[[ Task data open ]]

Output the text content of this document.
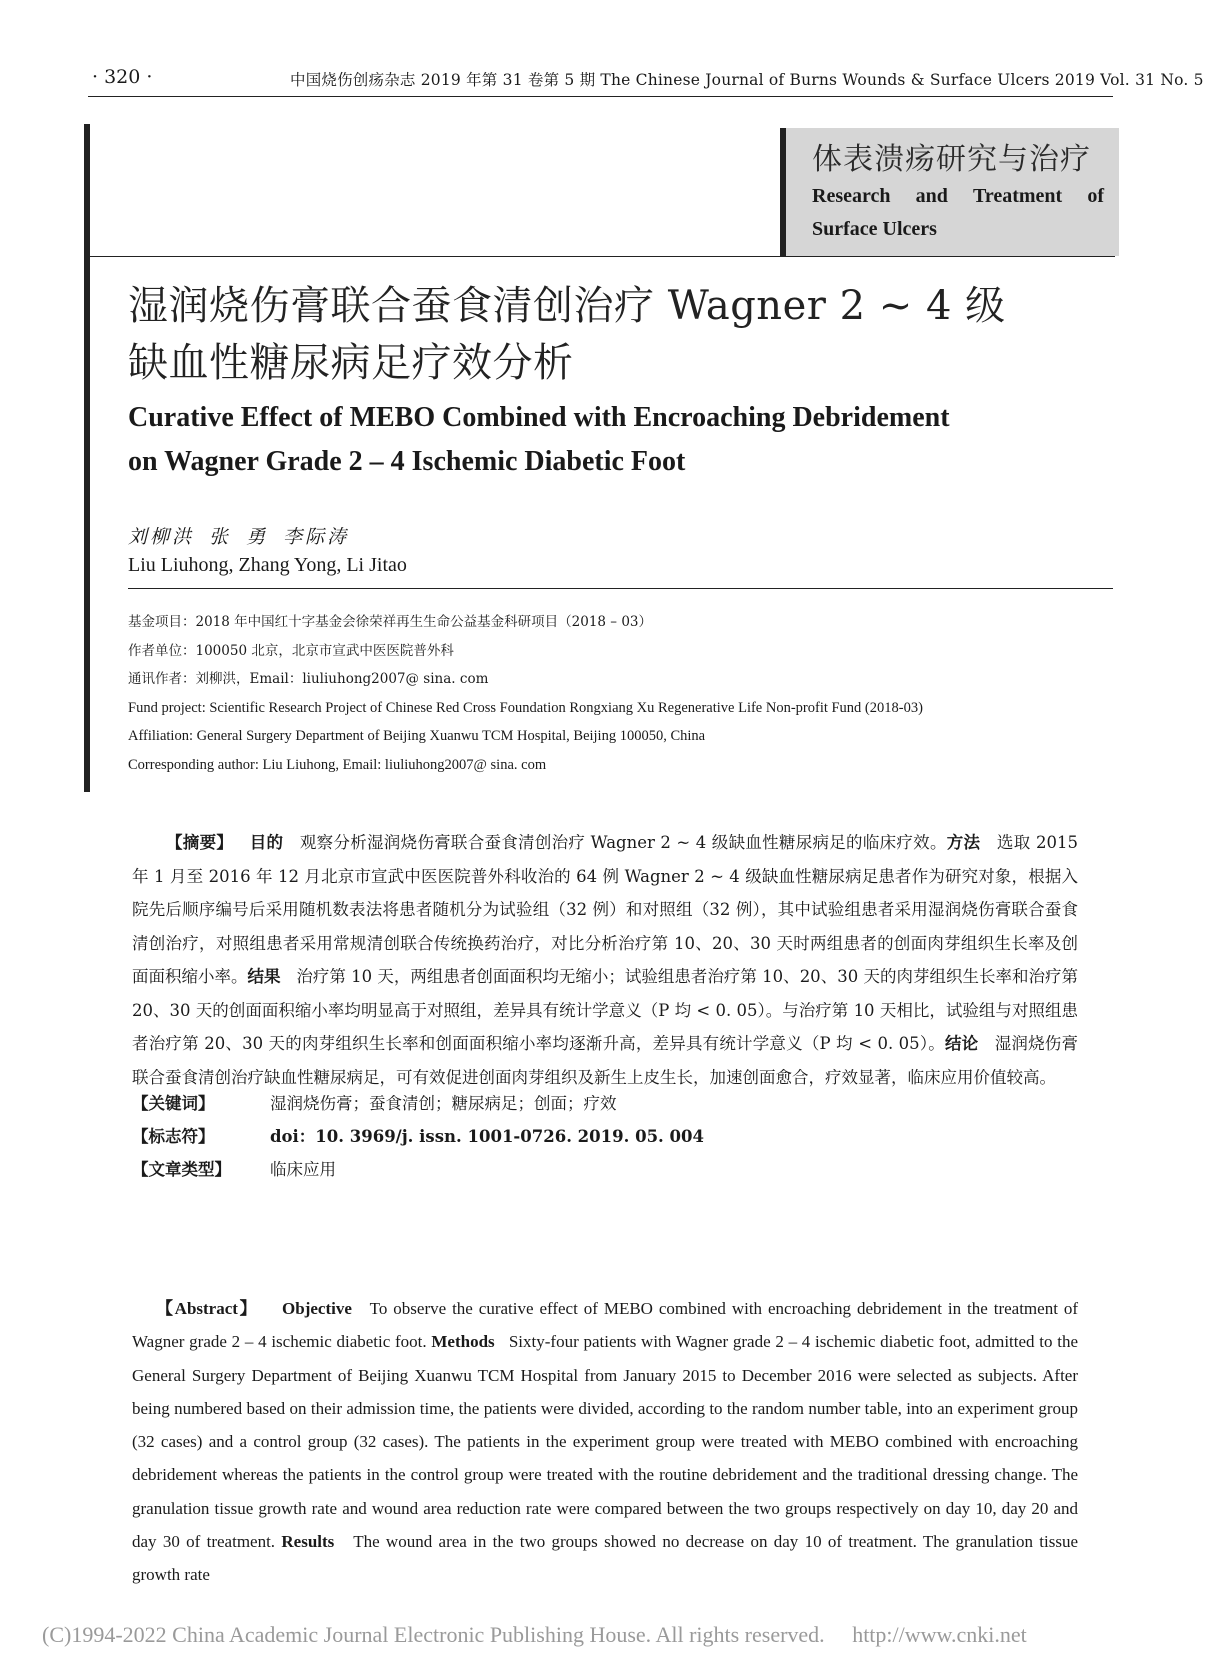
· 320 ·	中国烧伤创疡杂志 2019 年第 31 卷第 5 期 The Chinese Journal of Burns Wounds & Surface Ulcers 2019 Vol. 31 No. 5
体表溃疡研究与治疗
Research and Treatment of
Surface Ulcers
湿润烧伤膏联合蚕食清创治疗 Wagner 2 ~ 4 级
缺血性糖尿病足疗效分析
Curative Effect of MEBO Combined with Encroaching Debridement
on Wagner Grade 2 – 4 Ischemic Diabetic Foot
刘柳洪 张 勇 李际涛
Liu Liuhong, Zhang Yong, Li Jitao
基金项目：2018 年中国红十字基金会徐荣祥再生生命公益基金科研项目（2018 – 03）
作者单位：100050 北京，北京市宣武中医医院普外科
通讯作者：刘柳洪，Email：liuliuhong2007@ sina. com
Fund project: Scientific Research Project of Chinese Red Cross Foundation Rongxiang Xu Regenerative Life Non-profit Fund (2018-03)
Affiliation: General Surgery Department of Beijing Xuanwu TCM Hospital, Beijing 100050, China
Corresponding author: Liu Liuhong, Email: liuliuhong2007@ sina. com
【摘要】 目的 观察分析湿润烧伤膏联合蚕食清创治疗 Wagner 2 ~ 4 级缺血性糖尿病足的临床疗效。方法 选取 2015 年 1 月至 2016 年 12 月北京市宣武中医医院普外科收治的 64 例 Wagner 2 ~ 4 级缺血性糖尿病足患者作为研究对象，根据入院先后顺序编号后采用随机数表法将患者随机分为试验组（32 例）和对照组（32 例），其中试验组患者采用湿润烧伤膏联合蚕食清创治疗，对照组患者采用常规清创联合传统换药治疗，对比分析治疗第 10、20、30 天时两组患者的创面肉芽组织生长率及创面面积缩小率。结果 治疗第 10 天，两组患者创面面积均无缩小；试验组患者治疗第 10、20、30 天的肉芽组织生长率和治疗第 20、30 天的创面面积缩小率均明显高于对照组，差异具有统计学意义（P 均 < 0. 05）。与治疗第 10 天相比，试验组与对照组患者治疗第 20、30 天的肉芽组织生长率和创面面积缩小率均逐渐升高，差异具有统计学意义（P 均 < 0. 05）。结论 湿润烧伤膏联合蚕食清创治疗缺血性糖尿病足，可有效促进创面肉芽组织及新生上皮生长，加速创面愈合，疗效显著，临床应用价值较高。
【关键词】	湿润烧伤膏；蚕食清创；糖尿病足；创面；疗效
【标志符】	doi：10. 3969/j. issn. 1001-0726. 2019. 05. 004
【文章类型】 临床应用
【Abstract】 Objective To observe the curative effect of MEBO combined with encroaching debridement in the treatment of Wagner grade 2 – 4 ischemic diabetic foot. Methods Sixty-four patients with Wagner grade 2 – 4 ischemic diabetic foot, admitted to the General Surgery Department of Beijing Xuanwu TCM Hospital from January 2015 to December 2016 were selected as subjects. After being numbered based on their admission time, the patients were divided, according to the random number table, into an experiment group (32 cases) and a control group (32 cases). The patients in the experiment group were treated with MEBO combined with encroaching debridement whereas the patients in the control group were treated with the routine debridement and the traditional dressing change. The granulation tissue growth rate and wound area reduction rate were compared between the two groups respectively on day 10, day 20 and day 30 of treatment. Results The wound area in the two groups showed no decrease on day 10 of treatment. The granulation tissue growth rate
(C)1994-2022 China Academic Journal Electronic Publishing House. All rights reserved. http://www.cnki.net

[[ Task data closed ]]

Task =
Would you filter the entries above and keep each line that has the word "Chinese"?

The answer =
· 320 ·	中国烧伤创疡杂志 2019 年第 31 卷第 5 期 The Chinese Journal of Burns Wounds & Surface Ulcers 2019 Vol. 31 No. 5
Fund project: Scientific Research Project of Chinese Red Cross Foundation Rongxiang Xu Regenerative Life Non-profit Fund (2018-03)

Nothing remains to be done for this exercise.